Exercise task: Pull out each line of the records holding the string "structure".
##### Extracted records #####
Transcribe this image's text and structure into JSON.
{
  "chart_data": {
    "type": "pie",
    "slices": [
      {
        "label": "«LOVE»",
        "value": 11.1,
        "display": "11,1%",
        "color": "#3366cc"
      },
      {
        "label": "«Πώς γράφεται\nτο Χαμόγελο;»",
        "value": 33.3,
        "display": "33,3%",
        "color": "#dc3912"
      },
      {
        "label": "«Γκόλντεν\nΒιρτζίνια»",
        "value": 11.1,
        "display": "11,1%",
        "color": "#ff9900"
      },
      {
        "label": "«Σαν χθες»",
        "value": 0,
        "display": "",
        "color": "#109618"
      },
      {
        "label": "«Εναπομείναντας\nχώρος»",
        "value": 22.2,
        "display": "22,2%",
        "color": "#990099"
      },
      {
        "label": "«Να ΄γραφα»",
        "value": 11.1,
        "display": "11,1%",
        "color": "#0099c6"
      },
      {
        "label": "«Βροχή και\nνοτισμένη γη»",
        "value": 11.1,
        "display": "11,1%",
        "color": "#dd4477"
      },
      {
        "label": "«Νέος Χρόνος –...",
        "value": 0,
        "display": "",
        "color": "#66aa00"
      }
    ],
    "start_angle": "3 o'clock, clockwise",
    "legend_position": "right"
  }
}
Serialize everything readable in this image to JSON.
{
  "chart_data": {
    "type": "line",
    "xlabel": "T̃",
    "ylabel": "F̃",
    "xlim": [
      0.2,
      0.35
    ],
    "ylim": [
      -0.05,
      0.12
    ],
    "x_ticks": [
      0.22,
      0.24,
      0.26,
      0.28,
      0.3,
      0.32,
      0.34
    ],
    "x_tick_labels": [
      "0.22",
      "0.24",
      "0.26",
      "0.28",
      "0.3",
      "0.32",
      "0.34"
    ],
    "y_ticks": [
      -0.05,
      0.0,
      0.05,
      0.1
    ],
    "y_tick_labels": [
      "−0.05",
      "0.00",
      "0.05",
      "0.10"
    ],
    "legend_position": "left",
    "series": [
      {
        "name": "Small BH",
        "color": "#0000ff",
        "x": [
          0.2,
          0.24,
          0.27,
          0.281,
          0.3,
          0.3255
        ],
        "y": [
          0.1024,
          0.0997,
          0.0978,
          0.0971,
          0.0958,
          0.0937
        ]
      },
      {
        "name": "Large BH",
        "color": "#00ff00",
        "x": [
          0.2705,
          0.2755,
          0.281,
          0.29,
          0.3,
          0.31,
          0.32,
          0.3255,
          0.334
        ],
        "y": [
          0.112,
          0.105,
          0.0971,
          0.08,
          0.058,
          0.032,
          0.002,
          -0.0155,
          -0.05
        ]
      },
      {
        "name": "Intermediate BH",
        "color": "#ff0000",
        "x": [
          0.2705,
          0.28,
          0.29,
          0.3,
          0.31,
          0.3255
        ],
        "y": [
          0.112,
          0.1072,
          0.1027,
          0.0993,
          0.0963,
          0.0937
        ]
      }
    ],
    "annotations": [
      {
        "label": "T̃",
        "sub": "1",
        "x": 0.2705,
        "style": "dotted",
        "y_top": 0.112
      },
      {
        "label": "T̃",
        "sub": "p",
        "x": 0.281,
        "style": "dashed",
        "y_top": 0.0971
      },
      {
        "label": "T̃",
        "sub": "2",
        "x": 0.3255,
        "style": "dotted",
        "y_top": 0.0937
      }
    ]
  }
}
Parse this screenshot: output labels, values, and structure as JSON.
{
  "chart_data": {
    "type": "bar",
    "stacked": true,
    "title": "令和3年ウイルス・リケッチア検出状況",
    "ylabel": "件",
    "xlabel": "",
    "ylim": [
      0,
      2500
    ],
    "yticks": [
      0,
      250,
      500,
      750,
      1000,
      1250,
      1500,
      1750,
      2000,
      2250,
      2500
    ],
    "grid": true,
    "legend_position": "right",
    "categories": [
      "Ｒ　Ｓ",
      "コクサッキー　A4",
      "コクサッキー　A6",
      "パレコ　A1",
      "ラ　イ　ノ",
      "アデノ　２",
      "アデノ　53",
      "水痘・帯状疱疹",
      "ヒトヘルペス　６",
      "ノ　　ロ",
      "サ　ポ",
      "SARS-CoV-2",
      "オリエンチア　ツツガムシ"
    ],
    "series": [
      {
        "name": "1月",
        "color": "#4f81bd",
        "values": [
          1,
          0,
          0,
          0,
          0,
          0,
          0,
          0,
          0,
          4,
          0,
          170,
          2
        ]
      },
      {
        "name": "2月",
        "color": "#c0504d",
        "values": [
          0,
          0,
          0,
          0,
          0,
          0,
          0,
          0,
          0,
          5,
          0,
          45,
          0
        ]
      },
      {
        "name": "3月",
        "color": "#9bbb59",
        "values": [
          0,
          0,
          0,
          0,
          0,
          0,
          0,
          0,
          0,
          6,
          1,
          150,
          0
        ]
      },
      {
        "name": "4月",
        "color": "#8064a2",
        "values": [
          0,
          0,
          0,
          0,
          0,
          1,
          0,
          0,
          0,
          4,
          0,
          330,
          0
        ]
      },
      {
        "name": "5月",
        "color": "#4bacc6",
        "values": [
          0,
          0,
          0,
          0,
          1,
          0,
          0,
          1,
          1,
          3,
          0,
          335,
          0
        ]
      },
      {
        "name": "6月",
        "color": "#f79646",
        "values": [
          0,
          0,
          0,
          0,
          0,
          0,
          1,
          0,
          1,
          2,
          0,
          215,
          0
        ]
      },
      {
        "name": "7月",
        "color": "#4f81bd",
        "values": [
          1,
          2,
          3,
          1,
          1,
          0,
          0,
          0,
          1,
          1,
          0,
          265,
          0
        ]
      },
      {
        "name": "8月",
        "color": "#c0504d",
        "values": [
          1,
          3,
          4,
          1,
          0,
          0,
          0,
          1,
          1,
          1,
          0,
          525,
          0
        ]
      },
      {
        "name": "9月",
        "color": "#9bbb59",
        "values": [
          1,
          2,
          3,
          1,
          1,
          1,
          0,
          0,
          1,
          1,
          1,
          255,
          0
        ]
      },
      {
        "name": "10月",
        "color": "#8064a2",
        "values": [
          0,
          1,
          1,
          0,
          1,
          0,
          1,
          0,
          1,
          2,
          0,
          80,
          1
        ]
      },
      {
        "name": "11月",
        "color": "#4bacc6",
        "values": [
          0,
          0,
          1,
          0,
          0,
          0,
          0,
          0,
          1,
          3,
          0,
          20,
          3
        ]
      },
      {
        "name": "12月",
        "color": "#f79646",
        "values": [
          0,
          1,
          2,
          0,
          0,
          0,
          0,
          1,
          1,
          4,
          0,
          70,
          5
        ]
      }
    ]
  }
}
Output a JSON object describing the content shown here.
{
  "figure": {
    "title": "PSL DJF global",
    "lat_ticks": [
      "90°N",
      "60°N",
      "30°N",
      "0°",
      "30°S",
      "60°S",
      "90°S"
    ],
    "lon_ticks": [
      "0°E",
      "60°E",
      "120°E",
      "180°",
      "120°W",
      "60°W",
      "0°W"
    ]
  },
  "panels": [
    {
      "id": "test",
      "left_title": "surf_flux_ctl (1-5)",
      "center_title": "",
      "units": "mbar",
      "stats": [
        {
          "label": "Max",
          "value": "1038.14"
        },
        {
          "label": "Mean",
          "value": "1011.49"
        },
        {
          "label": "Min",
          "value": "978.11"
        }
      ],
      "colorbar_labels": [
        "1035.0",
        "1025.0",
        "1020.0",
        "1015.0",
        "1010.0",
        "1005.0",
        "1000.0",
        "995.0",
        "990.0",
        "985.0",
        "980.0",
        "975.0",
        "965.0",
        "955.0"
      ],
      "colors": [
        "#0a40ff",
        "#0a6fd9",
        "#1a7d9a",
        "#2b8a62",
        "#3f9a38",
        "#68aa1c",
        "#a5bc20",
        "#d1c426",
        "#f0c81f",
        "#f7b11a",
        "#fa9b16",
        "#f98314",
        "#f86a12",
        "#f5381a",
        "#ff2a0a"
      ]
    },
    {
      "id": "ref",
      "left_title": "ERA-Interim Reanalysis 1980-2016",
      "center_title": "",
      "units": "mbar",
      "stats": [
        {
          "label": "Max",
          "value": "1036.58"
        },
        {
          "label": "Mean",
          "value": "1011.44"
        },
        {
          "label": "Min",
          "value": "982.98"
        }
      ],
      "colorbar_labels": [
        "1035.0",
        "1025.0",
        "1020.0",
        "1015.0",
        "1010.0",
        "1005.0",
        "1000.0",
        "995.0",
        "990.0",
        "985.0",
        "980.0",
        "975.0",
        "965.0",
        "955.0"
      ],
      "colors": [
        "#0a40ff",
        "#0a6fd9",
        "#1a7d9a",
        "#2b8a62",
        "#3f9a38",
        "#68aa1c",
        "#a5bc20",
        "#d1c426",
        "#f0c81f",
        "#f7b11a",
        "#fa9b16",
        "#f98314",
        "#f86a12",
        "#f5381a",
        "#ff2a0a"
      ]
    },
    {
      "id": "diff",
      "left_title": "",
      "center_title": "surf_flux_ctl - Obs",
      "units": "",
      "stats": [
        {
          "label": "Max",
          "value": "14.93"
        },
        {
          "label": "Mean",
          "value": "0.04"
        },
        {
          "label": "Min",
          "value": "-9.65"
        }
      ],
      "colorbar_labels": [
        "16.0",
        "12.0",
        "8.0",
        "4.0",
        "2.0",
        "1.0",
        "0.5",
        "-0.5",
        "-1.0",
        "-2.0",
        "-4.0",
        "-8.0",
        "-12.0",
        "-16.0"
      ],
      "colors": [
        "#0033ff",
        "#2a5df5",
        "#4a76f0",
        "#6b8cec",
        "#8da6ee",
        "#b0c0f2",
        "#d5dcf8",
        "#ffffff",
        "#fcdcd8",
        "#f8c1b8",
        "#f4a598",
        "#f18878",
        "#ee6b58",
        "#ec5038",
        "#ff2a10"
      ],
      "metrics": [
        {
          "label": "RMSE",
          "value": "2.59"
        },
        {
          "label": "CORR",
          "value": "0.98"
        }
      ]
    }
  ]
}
#####
Answer to this exercise:
Transcribe this image's text and structure into JSON.
Parse this screenshot: output labels, values, and structure as JSON.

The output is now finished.